Data listing:

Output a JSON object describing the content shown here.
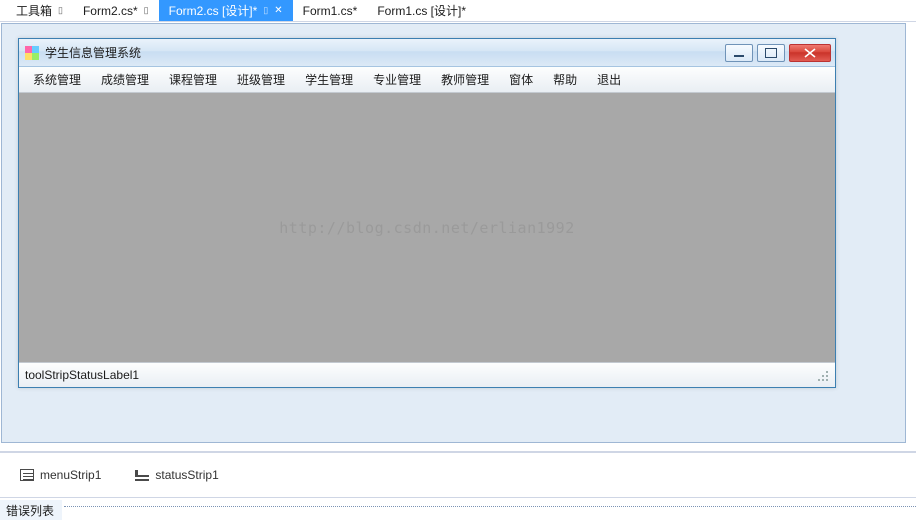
{
  "ide_tabs": [
    {
      "label": "工具箱",
      "pinned": true,
      "active": false,
      "closable": false
    },
    {
      "label": "Form2.cs*",
      "pinned": true,
      "active": false,
      "closable": false
    },
    {
      "label": "Form2.cs [设计]*",
      "pinned": true,
      "active": true,
      "closable": true
    },
    {
      "label": "Form1.cs*",
      "pinned": false,
      "active": false,
      "closable": false
    },
    {
      "label": "Form1.cs [设计]*",
      "pinned": false,
      "active": false,
      "closable": false
    }
  ],
  "form": {
    "title": "学生信息管理系统",
    "menu": [
      "系统管理",
      "成绩管理",
      "课程管理",
      "班级管理",
      "学生管理",
      "专业管理",
      "教师管理",
      "窗体",
      "帮助",
      "退出"
    ],
    "status_text": "toolStripStatusLabel1",
    "watermark": "http://blog.csdn.net/erlian1992"
  },
  "tray": [
    {
      "icon": "menu",
      "label": "menuStrip1"
    },
    {
      "icon": "status",
      "label": "statusStrip1"
    }
  ],
  "bottom_tab": "错误列表"
}
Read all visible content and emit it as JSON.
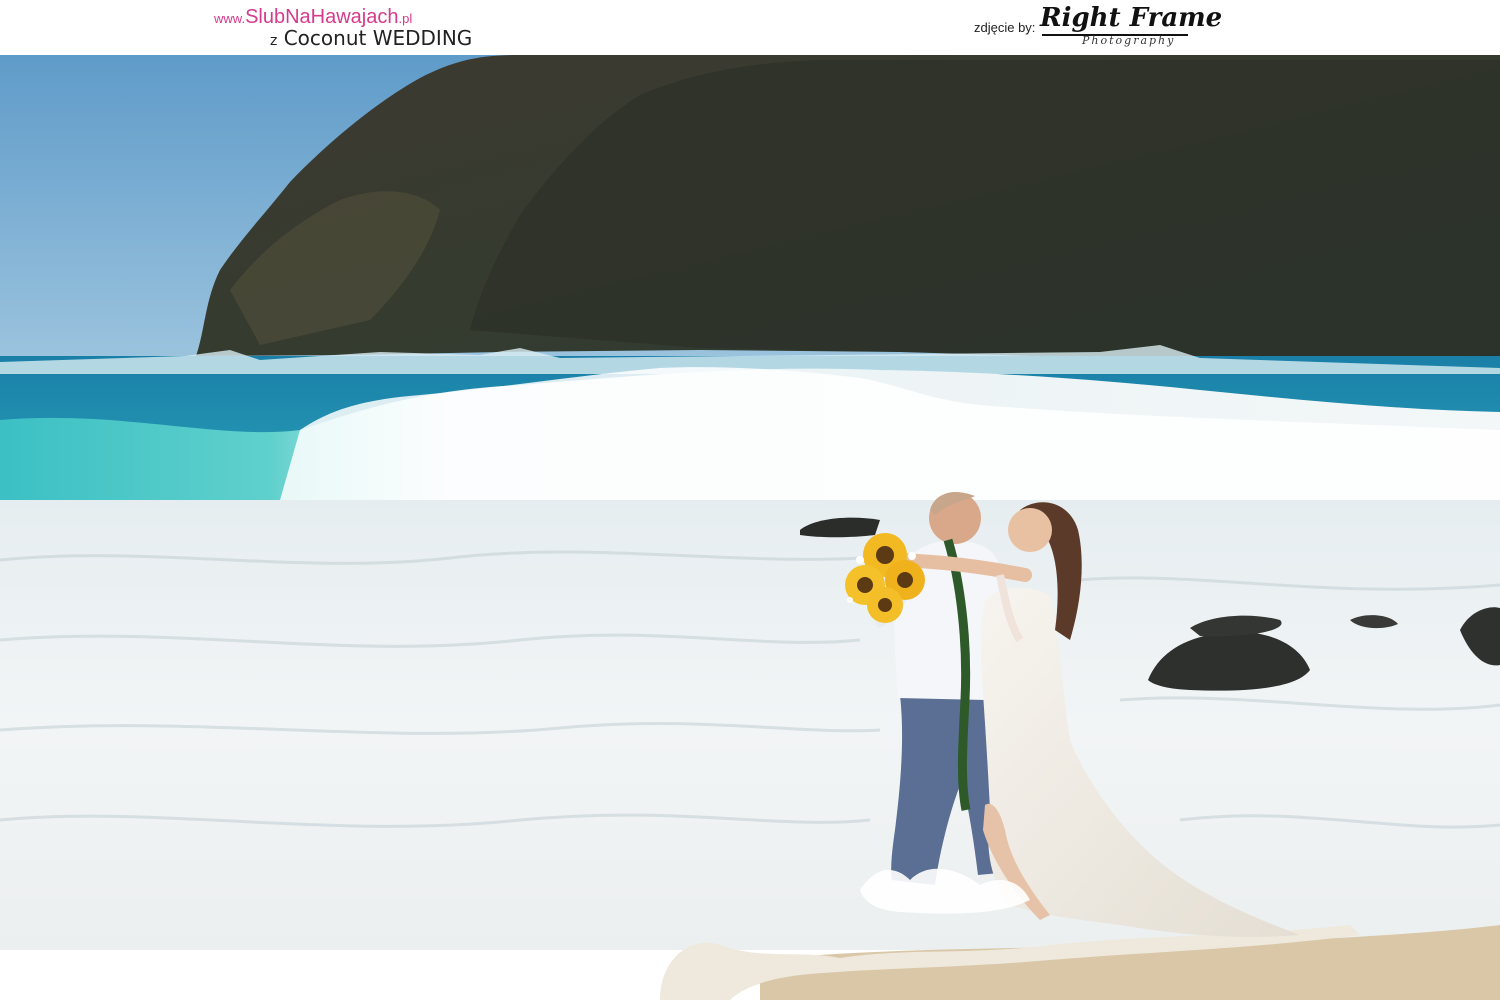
{
  "header": {
    "site_url_prefix": "www.",
    "site_url_name": "SlubNaHawajach",
    "site_url_suffix": ".pl",
    "tagline_prefix": "z",
    "tagline_brand": "Coconut WEDDING",
    "credit_prefix": "zdjęcie by:",
    "credit_brand": "Right Frame",
    "credit_brand_sub": "Photography"
  },
  "colors": {
    "site_url": "#d63a8b",
    "sky": "#6fa6cf",
    "ocean": "#1a8fb0",
    "foam": "#eef3f5",
    "cliff": "#3a3d33",
    "sand": "#d8c4a4"
  },
  "icons": [
    "logo-right-frame"
  ]
}
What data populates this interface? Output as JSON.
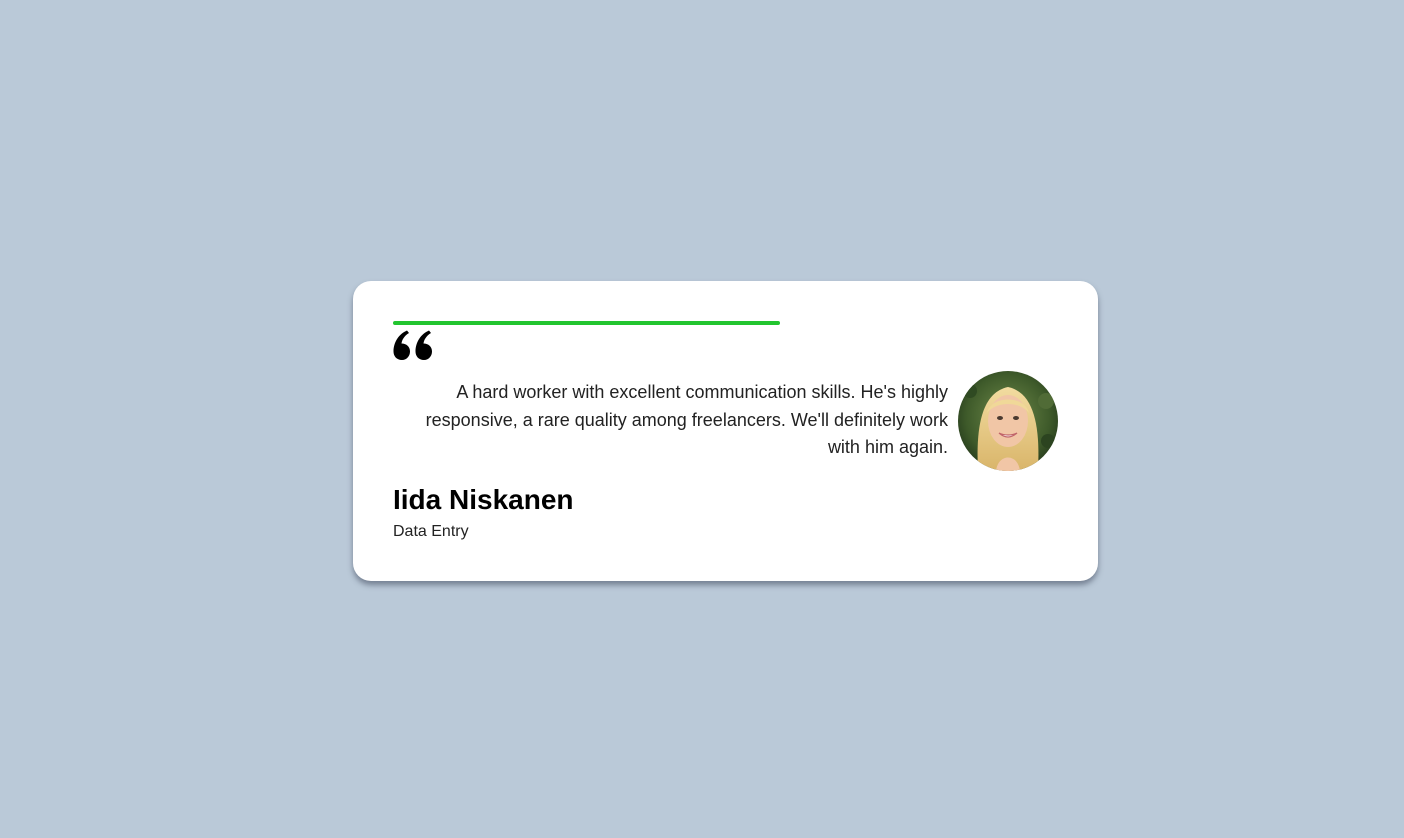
{
  "testimonial": {
    "quote": "A hard worker with excellent communication skills. He's highly responsive, a rare quality among freelancers. We'll definitely work with him again.",
    "author_name": "Iida Niskanen",
    "author_role": "Data Entry"
  },
  "icons": {
    "quote": "quote-icon"
  },
  "colors": {
    "background": "#bac9d8",
    "card": "#ffffff",
    "accent": "#22c52f",
    "text": "#222222"
  }
}
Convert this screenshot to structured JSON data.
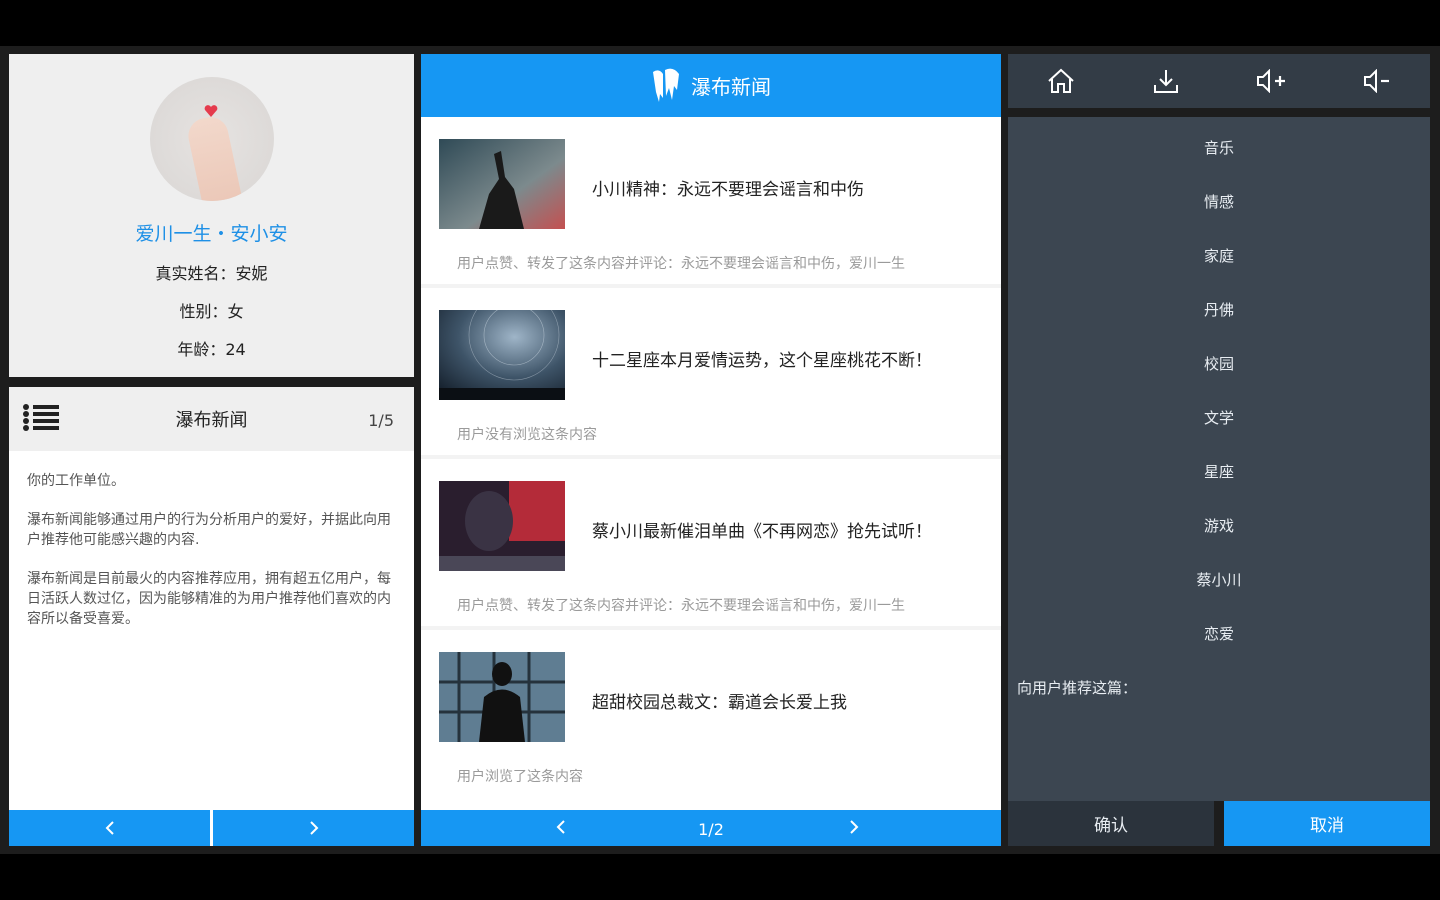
{
  "profile": {
    "nickname": "爱川一生・安小安",
    "real_name": "真实姓名：安妮",
    "gender": "性别：女",
    "age": "年龄：24"
  },
  "text_panel": {
    "title": "瀑布新闻",
    "page": "1/5",
    "paragraphs": [
      "你的工作单位。",
      "瀑布新闻能够通过用户的行为分析用户的爱好，并据此向用户推荐他可能感兴趣的内容.",
      "瀑布新闻是目前最火的内容推荐应用，拥有超五亿用户，每日活跃人数过亿，因为能够精准的为用户推荐他们喜欢的内容所以备受喜爱。"
    ]
  },
  "news": {
    "app_title": "瀑布新闻",
    "items": [
      {
        "title": "小川精神：永远不要理会谣言和中伤",
        "comment": "用户点赞、转发了这条内容并评论：永远不要理会谣言和中伤，爱川一生"
      },
      {
        "title": "十二星座本月爱情运势，这个星座桃花不断！",
        "comment": "用户没有浏览这条内容"
      },
      {
        "title": "蔡小川最新催泪单曲《不再网恋》抢先试听！",
        "comment": "用户点赞、转发了这条内容并评论：永远不要理会谣言和中伤，爱川一生"
      },
      {
        "title": "超甜校园总裁文：霸道会长爱上我",
        "comment": "用户浏览了这条内容"
      }
    ],
    "page": "1/2"
  },
  "toolbar": {
    "icons": [
      "home-icon",
      "download-icon",
      "volume-up-icon",
      "volume-down-icon"
    ]
  },
  "categories": [
    "音乐",
    "情感",
    "家庭",
    "丹佛",
    "校园",
    "文学",
    "星座",
    "游戏",
    "蔡小川",
    "恋爱"
  ],
  "recommend_label": "向用户推荐这篇：",
  "buttons": {
    "confirm": "确认",
    "cancel": "取消"
  },
  "colors": {
    "accent": "#1697f3",
    "nickname": "#1e90e6",
    "dark_panel": "#3c4651"
  }
}
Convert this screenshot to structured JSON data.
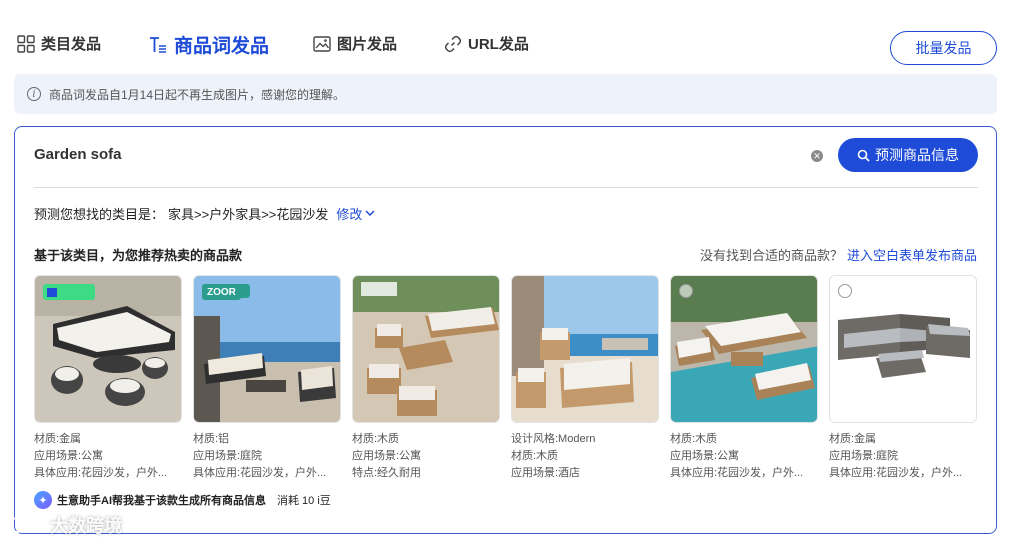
{
  "tabs": [
    {
      "label": "类目发品",
      "icon": "grid-icon",
      "active": false
    },
    {
      "label": "商品词发品",
      "icon": "text-list-icon",
      "active": true
    },
    {
      "label": "图片发品",
      "icon": "image-icon",
      "active": false
    },
    {
      "label": "URL发品",
      "icon": "link-icon",
      "active": false
    }
  ],
  "batch_button": "批量发品",
  "notice": "商品词发品自1月14日起不再生成图片，感谢您的理解。",
  "search": {
    "value": "Garden sofa",
    "button": "预测商品信息"
  },
  "category": {
    "prefix": "预测您想找的类目是：",
    "path": "家具>>户外家具>>花园沙发",
    "modify": "修改"
  },
  "recommend": {
    "title": "基于该类目，为您推荐热卖的商品款",
    "no_match_text": "没有找到合适的商品款？",
    "no_match_link": "进入空白表单发布商品"
  },
  "products": [
    {
      "attrs": [
        "材质:金属",
        "应用场景:公寓",
        "具体应用:花园沙发，户外..."
      ],
      "brand": "",
      "palette": [
        "#c9c3b8",
        "#f4f2ee",
        "#3b3b3b"
      ]
    },
    {
      "attrs": [
        "材质:铝",
        "应用场景:庭院",
        "具体应用:花园沙发，户外..."
      ],
      "brand": "ZOOR",
      "palette": [
        "#7fb0e0",
        "#efe9de",
        "#3a3a3a"
      ]
    },
    {
      "attrs": [
        "材质:木质",
        "应用场景:公寓",
        "特点:经久耐用"
      ],
      "brand": "",
      "palette": [
        "#cfc2ae",
        "#f2efe9",
        "#b58a5c"
      ]
    },
    {
      "attrs": [
        "设计风格:Modern",
        "材质:木质",
        "应用场景:酒店"
      ],
      "brand": "",
      "palette": [
        "#8cc0e8",
        "#f3f1ec",
        "#c49a6c"
      ]
    },
    {
      "attrs": [
        "材质:木质",
        "应用场景:公寓",
        "具体应用:花园沙发，户外..."
      ],
      "brand": "",
      "palette": [
        "#5a7d4f",
        "#f5f3ef",
        "#a98258"
      ]
    },
    {
      "attrs": [
        "材质:金属",
        "应用场景:庭院",
        "具体应用:花园沙发，户外..."
      ],
      "brand": "",
      "palette": [
        "#ffffff",
        "#b9bcc0",
        "#6e6a66"
      ]
    }
  ],
  "ai": {
    "text": "生意助手AI帮我基于该款生成所有商品信息",
    "cost": "消耗 10 i豆"
  },
  "watermark": "大数跨境"
}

### EXERCISE
Read through the entries and copy each line in which "watermark" appears.

### THE ANSWER
    "watermark": "http://blog.csdn.net/erlian1992"
  "watermark": "大数跨境"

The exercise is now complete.